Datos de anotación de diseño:
§ §
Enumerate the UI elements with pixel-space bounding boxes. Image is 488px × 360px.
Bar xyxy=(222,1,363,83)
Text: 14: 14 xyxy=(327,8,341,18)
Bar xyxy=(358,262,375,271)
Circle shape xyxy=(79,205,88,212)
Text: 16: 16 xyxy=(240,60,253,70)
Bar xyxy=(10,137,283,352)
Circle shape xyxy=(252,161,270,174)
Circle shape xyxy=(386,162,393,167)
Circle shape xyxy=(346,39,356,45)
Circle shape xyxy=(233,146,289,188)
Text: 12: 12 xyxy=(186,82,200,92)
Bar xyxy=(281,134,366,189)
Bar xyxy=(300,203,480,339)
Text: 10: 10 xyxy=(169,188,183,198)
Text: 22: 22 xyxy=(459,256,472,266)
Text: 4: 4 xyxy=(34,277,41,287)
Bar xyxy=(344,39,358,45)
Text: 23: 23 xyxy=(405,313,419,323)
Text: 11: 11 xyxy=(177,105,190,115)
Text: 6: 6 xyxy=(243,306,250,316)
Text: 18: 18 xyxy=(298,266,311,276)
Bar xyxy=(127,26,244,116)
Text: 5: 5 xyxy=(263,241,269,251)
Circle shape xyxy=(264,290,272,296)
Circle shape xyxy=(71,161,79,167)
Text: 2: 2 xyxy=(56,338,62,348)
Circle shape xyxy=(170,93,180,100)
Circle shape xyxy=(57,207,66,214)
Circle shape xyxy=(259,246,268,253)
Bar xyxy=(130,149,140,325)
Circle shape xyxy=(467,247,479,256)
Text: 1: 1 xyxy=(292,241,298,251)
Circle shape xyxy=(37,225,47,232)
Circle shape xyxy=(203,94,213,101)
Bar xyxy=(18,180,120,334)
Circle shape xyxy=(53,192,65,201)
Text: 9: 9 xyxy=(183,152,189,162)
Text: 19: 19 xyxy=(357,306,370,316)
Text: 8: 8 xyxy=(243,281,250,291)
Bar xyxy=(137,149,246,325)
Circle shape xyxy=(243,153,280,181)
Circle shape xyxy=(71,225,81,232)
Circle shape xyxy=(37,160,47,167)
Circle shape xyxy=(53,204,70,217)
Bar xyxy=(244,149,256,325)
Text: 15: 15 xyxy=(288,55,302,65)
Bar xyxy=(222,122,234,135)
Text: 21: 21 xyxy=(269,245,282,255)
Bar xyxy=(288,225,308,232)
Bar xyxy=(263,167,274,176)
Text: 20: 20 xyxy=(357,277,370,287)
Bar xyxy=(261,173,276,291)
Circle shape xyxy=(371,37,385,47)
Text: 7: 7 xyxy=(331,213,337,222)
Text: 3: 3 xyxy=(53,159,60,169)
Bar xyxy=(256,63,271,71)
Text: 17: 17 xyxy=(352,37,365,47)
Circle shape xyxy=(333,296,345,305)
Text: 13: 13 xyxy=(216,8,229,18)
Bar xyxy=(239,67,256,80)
§ §
• [QUÉ HACER] Imprime sin ningún cambio todas las líneas del listado.

• [RESULTADO]
Enumerate the UI elements with pixel-space bounding boxes. Image is 488px × 360px.
Bar xyxy=(222,1,363,83)
Text: 14: 14 xyxy=(327,8,341,18)
Bar xyxy=(358,262,375,271)
Circle shape xyxy=(79,205,88,212)
Text: 16: 16 xyxy=(240,60,253,70)
Bar xyxy=(10,137,283,352)
Circle shape xyxy=(252,161,270,174)
Circle shape xyxy=(386,162,393,167)
Circle shape xyxy=(346,39,356,45)
Circle shape xyxy=(233,146,289,188)
Text: 12: 12 xyxy=(186,82,200,92)
Bar xyxy=(281,134,366,189)
Bar xyxy=(300,203,480,339)
Text: 10: 10 xyxy=(169,188,183,198)
Text: 22: 22 xyxy=(459,256,472,266)
Text: 4: 4 xyxy=(34,277,41,287)
Bar xyxy=(344,39,358,45)
Text: 23: 23 xyxy=(405,313,419,323)
Text: 11: 11 xyxy=(177,105,190,115)
Text: 6: 6 xyxy=(243,306,250,316)
Text: 18: 18 xyxy=(298,266,311,276)
Bar xyxy=(127,26,244,116)
Text: 5: 5 xyxy=(263,241,269,251)
Circle shape xyxy=(264,290,272,296)
Circle shape xyxy=(71,161,79,167)
Text: 2: 2 xyxy=(56,338,62,348)
Circle shape xyxy=(170,93,180,100)
Circle shape xyxy=(57,207,66,214)
Circle shape xyxy=(259,246,268,253)
Bar xyxy=(130,149,140,325)
Circle shape xyxy=(467,247,479,256)
Text: 1: 1 xyxy=(292,241,298,251)
Circle shape xyxy=(37,225,47,232)
Circle shape xyxy=(203,94,213,101)
Bar xyxy=(18,180,120,334)
Circle shape xyxy=(53,192,65,201)
Text: 9: 9 xyxy=(183,152,189,162)
Text: 19: 19 xyxy=(357,306,370,316)
Text: 8: 8 xyxy=(243,281,250,291)
Bar xyxy=(137,149,246,325)
Circle shape xyxy=(243,153,280,181)
Circle shape xyxy=(71,225,81,232)
Circle shape xyxy=(37,160,47,167)
Circle shape xyxy=(53,204,70,217)
Bar xyxy=(244,149,256,325)
Text: 15: 15 xyxy=(288,55,302,65)
Bar xyxy=(222,122,234,135)
Text: 21: 21 xyxy=(269,245,282,255)
Bar xyxy=(288,225,308,232)
Bar xyxy=(263,167,274,176)
Text: 20: 20 xyxy=(357,277,370,287)
Bar xyxy=(261,173,276,291)
Circle shape xyxy=(371,37,385,47)
Text: 7: 7 xyxy=(331,213,337,222)
Text: 3: 3 xyxy=(53,159,60,169)
Bar xyxy=(256,63,271,71)
Text: 17: 17 xyxy=(352,37,365,47)
Circle shape xyxy=(333,296,345,305)
Text: 13: 13 xyxy=(216,8,229,18)
Bar xyxy=(239,67,256,80)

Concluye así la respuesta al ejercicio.